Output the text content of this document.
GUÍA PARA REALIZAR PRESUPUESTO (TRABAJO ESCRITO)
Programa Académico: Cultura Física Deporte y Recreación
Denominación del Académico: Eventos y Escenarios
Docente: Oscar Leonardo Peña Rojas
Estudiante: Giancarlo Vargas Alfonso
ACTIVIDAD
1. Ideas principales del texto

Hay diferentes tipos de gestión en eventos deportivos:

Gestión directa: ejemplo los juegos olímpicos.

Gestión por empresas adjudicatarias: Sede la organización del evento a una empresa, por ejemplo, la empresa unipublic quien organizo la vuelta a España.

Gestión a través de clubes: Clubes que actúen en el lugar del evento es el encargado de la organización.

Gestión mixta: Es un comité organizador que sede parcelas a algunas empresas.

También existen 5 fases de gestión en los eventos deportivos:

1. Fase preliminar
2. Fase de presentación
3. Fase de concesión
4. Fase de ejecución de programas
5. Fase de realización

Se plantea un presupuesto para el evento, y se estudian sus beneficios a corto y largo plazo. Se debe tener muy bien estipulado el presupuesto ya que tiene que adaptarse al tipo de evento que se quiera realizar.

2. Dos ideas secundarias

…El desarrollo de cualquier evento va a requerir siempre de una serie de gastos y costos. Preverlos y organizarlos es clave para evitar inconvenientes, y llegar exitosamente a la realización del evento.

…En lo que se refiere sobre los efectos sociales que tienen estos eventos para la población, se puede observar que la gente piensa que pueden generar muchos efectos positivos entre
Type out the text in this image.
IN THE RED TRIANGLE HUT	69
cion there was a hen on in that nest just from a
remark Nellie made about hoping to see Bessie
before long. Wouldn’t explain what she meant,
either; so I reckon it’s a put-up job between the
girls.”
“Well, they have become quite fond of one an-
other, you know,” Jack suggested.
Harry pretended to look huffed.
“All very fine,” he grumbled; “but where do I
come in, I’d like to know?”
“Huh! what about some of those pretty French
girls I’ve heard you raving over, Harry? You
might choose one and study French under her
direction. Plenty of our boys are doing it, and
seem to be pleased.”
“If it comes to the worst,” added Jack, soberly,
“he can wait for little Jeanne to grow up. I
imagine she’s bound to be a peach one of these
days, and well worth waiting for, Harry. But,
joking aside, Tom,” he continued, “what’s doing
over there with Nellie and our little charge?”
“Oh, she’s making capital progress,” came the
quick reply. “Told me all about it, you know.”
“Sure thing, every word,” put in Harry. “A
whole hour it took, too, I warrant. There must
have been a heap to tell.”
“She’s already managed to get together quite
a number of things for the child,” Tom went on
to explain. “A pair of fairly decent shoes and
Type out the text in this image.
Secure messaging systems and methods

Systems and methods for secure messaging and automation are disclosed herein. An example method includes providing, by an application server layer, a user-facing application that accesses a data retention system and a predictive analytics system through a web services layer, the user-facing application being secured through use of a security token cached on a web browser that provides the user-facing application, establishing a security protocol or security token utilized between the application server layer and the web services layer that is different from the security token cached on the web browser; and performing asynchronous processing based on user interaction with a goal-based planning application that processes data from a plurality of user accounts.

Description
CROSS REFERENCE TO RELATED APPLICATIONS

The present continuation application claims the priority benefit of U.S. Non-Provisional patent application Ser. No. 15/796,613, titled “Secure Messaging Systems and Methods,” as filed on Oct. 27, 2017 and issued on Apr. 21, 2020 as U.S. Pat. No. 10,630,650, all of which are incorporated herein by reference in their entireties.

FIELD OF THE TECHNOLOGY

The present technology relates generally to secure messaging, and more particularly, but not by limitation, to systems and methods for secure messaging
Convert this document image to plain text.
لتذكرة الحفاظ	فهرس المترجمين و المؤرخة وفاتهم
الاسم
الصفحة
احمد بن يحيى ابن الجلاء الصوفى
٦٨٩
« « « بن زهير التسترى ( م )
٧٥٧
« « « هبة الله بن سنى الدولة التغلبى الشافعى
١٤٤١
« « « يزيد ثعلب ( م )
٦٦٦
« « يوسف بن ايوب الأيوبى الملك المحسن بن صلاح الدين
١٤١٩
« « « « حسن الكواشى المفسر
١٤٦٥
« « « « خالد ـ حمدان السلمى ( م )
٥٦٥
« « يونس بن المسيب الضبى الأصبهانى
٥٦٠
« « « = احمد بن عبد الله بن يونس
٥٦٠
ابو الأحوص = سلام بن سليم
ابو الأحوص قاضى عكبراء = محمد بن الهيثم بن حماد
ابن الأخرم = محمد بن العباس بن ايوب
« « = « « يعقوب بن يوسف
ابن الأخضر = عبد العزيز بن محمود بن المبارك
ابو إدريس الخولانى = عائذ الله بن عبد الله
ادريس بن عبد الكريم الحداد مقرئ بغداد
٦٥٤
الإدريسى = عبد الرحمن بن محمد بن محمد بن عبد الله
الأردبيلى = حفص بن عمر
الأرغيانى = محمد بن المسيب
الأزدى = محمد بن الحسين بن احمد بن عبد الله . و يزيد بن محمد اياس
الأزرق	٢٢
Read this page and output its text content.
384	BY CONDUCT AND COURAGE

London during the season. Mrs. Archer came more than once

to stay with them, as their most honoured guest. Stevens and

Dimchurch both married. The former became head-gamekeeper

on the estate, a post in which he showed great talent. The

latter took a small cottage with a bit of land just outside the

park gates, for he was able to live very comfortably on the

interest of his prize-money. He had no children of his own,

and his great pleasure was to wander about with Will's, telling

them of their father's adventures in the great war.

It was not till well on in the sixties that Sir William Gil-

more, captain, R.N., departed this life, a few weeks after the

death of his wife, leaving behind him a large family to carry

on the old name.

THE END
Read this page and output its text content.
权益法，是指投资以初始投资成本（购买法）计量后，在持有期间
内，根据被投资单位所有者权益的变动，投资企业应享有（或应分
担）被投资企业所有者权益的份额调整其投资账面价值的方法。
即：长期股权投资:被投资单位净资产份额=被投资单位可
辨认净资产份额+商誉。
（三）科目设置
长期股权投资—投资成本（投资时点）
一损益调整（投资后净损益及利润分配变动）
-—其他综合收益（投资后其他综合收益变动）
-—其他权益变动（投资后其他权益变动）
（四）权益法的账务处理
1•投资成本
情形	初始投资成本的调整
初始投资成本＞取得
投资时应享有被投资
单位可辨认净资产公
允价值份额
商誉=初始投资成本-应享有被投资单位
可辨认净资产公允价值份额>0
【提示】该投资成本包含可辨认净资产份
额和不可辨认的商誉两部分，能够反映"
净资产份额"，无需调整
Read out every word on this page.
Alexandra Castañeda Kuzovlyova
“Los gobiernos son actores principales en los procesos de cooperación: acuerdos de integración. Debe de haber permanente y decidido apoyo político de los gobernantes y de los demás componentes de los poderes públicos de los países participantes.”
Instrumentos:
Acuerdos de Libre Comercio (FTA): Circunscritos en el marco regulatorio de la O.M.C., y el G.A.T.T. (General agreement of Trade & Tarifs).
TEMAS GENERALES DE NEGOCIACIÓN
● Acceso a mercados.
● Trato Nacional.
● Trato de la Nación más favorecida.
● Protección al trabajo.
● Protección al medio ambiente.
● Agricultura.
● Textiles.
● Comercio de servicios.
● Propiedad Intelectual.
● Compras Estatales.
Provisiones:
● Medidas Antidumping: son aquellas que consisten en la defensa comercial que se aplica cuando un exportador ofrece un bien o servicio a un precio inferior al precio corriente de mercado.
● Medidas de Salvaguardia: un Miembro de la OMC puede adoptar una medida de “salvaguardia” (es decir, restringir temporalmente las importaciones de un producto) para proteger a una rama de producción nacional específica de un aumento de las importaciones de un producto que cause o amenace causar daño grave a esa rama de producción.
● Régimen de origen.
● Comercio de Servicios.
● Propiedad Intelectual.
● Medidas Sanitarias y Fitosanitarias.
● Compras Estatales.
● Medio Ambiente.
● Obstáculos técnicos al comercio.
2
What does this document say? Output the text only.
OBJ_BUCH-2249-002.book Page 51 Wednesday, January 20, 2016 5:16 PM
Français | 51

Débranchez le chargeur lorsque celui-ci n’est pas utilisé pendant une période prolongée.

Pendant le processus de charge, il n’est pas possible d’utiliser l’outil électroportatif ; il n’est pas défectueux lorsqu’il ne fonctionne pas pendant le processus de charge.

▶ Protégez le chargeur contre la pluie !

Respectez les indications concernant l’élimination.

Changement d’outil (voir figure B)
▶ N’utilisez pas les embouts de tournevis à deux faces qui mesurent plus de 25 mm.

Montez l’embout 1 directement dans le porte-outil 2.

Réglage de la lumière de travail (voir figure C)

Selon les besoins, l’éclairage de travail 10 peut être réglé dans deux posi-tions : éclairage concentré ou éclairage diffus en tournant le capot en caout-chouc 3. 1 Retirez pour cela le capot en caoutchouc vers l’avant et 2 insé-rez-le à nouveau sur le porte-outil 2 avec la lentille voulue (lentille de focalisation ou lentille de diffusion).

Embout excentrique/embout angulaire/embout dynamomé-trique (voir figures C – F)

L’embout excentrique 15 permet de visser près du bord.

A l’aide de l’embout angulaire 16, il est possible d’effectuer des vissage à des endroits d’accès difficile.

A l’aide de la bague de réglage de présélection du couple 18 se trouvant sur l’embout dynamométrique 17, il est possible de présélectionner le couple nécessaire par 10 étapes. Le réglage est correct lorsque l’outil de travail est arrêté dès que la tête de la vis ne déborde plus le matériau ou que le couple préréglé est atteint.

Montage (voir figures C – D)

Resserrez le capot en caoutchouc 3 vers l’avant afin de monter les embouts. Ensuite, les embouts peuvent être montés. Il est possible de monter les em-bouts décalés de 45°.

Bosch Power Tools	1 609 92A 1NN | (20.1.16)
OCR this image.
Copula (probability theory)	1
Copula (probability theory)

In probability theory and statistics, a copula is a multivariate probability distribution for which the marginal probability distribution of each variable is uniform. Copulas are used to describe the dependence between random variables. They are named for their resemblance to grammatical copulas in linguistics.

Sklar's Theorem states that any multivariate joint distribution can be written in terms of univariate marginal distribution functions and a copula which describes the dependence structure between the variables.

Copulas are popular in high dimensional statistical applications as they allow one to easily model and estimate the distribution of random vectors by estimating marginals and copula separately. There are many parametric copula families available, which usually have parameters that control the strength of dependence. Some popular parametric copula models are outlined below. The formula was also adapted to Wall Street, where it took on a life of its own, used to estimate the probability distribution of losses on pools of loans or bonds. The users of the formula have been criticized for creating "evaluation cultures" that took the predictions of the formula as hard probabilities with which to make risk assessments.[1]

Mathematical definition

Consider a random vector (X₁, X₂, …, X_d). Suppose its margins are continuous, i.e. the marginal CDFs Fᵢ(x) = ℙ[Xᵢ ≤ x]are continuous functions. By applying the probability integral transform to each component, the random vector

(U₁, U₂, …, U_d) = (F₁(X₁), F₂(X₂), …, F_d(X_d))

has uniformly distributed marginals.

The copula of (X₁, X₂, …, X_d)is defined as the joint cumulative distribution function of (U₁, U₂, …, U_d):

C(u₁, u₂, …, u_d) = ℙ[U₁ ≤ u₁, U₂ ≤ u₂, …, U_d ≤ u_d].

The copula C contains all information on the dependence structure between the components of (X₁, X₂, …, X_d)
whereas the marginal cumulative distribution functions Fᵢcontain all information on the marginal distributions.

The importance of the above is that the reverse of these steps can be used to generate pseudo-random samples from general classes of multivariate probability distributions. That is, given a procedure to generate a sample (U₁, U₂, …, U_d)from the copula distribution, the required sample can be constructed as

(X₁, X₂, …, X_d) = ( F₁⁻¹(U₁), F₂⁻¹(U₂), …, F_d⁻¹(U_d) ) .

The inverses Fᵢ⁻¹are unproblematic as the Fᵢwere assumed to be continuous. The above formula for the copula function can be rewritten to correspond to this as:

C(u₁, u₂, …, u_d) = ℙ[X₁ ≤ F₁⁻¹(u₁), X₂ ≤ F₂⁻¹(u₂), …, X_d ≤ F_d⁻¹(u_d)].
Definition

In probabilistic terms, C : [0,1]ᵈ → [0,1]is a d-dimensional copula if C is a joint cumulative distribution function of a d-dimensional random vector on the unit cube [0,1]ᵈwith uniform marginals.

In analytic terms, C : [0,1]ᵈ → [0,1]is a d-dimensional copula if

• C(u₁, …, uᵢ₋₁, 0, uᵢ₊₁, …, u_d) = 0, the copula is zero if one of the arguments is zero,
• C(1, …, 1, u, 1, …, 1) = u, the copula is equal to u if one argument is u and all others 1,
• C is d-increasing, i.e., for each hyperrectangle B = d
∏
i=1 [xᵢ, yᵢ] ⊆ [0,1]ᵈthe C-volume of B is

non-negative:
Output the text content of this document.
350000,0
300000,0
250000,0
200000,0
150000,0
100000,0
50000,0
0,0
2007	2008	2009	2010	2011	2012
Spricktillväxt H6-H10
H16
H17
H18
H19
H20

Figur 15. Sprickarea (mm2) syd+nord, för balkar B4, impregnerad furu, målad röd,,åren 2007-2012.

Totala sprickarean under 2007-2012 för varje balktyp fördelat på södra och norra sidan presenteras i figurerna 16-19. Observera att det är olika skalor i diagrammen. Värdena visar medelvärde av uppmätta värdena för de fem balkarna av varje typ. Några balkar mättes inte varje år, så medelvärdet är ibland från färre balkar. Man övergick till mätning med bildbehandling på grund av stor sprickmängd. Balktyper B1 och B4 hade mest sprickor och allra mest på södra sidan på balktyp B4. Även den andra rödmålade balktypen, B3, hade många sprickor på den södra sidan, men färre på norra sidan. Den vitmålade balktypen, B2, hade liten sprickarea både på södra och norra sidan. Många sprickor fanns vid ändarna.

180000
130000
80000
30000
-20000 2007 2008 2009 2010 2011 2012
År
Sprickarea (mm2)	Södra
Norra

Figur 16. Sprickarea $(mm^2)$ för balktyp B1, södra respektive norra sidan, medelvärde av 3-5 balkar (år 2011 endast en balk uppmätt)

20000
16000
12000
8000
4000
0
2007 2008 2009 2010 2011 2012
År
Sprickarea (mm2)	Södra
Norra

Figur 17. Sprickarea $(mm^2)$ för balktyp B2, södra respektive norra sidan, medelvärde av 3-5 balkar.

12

---

**JOB**. List all lines in the material containing the string "يونس".

**SOLUTION BELOW**.
« « يونس بن المسيب الضبى الأصبهانى
« « « = احمد بن عبد الله بن يونس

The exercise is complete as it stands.